-- Work required --
Check every line of the entries for "subtitle", and copy the lines that hold it.
##############################
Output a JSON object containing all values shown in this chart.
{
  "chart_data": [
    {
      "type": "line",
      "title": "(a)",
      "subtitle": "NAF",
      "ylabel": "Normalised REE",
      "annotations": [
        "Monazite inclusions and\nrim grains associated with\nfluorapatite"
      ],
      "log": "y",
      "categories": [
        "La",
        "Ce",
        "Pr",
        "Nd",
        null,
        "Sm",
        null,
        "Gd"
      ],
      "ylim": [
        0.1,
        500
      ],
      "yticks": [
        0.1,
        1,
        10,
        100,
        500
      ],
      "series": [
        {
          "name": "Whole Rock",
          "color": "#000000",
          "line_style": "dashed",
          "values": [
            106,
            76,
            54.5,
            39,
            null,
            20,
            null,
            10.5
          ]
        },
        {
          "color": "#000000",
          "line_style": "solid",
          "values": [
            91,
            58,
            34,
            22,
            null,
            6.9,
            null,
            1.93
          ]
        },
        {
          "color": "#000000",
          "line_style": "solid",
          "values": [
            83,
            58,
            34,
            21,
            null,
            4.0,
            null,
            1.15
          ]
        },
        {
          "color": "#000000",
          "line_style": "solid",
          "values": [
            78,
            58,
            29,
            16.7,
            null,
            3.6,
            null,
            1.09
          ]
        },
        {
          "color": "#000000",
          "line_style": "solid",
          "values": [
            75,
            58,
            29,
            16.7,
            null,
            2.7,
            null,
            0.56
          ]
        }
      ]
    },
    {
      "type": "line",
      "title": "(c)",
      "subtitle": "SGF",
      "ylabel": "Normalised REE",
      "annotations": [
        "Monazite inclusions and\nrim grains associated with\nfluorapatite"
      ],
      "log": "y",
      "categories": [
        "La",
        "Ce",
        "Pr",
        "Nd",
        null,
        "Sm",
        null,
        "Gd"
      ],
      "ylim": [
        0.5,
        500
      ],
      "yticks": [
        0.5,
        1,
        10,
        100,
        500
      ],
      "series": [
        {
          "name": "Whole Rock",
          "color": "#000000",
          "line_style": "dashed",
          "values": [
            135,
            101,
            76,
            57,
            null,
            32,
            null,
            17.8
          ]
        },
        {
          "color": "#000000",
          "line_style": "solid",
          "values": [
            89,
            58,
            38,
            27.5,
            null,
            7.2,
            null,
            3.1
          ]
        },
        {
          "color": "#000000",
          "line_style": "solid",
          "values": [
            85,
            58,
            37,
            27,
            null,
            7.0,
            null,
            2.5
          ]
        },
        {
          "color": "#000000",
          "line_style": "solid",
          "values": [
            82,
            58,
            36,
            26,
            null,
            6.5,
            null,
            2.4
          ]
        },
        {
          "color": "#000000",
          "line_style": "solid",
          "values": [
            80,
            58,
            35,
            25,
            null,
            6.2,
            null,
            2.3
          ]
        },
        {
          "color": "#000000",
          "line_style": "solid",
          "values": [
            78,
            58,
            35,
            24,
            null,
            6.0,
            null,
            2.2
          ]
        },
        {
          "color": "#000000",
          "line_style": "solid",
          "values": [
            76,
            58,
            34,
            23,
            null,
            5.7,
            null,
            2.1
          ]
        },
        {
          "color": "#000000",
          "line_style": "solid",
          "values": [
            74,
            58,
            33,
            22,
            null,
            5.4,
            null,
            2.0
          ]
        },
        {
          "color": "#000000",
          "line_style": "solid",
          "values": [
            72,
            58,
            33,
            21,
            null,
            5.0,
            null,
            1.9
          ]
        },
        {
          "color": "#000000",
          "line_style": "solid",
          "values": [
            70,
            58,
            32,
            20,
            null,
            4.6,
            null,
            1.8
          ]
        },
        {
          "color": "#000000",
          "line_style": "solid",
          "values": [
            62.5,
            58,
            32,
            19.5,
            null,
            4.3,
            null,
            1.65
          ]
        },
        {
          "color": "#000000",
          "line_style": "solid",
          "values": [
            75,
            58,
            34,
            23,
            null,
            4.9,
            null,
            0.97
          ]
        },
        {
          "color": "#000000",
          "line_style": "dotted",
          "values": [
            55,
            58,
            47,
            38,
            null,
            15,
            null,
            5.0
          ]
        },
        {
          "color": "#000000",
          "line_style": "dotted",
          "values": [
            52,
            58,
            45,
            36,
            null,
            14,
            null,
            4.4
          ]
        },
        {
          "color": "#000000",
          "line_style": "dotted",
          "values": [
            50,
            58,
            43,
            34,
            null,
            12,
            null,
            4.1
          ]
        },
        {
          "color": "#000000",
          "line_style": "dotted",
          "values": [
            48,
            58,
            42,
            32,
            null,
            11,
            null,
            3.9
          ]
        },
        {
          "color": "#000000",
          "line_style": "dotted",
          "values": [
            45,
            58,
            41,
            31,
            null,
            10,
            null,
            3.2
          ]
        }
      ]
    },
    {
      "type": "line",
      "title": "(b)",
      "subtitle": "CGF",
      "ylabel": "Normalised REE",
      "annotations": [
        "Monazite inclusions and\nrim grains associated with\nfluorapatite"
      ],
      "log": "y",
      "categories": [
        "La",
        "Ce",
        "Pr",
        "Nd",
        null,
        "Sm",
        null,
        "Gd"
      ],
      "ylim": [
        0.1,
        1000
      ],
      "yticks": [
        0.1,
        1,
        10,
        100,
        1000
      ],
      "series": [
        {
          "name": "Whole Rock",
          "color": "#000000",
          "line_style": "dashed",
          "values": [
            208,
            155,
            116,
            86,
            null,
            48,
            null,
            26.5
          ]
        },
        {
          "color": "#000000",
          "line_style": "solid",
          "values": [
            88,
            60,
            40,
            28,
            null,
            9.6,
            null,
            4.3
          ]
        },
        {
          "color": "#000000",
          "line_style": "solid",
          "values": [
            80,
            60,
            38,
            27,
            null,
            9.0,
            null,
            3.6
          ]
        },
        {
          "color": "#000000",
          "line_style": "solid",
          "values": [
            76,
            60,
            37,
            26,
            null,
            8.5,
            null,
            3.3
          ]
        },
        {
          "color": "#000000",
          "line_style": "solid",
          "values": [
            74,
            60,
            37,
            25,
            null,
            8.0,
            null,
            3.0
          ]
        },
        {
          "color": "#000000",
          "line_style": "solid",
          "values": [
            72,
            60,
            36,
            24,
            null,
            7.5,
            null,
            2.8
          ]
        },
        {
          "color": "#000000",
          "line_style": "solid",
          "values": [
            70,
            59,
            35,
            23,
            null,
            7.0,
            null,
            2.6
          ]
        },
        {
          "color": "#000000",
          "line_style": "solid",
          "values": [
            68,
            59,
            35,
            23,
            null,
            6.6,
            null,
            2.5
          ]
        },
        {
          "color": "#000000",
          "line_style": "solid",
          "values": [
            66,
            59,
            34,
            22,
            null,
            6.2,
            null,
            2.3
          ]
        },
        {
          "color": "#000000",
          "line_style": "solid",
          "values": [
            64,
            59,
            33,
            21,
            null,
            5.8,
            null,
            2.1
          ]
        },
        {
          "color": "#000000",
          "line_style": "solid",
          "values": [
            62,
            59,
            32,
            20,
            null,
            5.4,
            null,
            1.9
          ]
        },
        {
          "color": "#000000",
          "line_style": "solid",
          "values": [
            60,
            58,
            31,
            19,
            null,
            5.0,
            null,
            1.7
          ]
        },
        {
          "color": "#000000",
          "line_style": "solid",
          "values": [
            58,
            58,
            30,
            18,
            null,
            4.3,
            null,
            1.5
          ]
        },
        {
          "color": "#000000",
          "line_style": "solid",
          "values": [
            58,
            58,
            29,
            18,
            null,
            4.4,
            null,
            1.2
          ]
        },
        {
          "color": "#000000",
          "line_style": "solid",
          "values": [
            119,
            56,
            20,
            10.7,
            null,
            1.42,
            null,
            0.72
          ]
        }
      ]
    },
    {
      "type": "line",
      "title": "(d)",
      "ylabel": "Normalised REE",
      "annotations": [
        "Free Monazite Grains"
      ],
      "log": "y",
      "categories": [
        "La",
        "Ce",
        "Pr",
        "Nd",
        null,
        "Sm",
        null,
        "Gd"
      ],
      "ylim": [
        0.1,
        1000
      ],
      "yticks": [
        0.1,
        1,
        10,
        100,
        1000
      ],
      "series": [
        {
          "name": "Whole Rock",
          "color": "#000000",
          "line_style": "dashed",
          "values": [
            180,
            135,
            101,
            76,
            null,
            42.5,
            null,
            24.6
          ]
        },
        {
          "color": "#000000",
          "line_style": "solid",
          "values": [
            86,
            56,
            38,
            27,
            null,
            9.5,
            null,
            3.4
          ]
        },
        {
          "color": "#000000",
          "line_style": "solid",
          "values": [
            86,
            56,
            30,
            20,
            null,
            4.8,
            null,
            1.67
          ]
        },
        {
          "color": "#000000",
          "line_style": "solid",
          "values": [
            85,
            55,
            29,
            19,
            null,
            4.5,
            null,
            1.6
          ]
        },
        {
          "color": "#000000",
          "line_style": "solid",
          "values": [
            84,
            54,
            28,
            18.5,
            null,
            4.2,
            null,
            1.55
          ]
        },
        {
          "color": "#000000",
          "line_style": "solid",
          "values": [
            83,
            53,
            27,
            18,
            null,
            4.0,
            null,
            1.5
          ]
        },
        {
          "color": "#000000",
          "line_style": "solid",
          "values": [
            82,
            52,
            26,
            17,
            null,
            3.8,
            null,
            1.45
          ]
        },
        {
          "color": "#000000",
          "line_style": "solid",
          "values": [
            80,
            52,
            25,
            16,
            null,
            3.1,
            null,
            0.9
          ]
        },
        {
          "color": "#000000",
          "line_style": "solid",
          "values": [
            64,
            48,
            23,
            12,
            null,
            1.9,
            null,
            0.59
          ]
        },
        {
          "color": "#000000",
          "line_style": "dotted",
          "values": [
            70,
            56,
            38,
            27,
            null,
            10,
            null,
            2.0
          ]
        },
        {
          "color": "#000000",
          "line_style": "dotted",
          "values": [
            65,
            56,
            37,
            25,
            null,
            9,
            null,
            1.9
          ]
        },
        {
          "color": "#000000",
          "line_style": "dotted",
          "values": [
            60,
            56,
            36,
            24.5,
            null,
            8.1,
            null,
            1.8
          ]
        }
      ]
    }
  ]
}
##############################
-- The reply --
      "subtitle": "NAF",
      "subtitle": "SGF",
      "subtitle": "CGF",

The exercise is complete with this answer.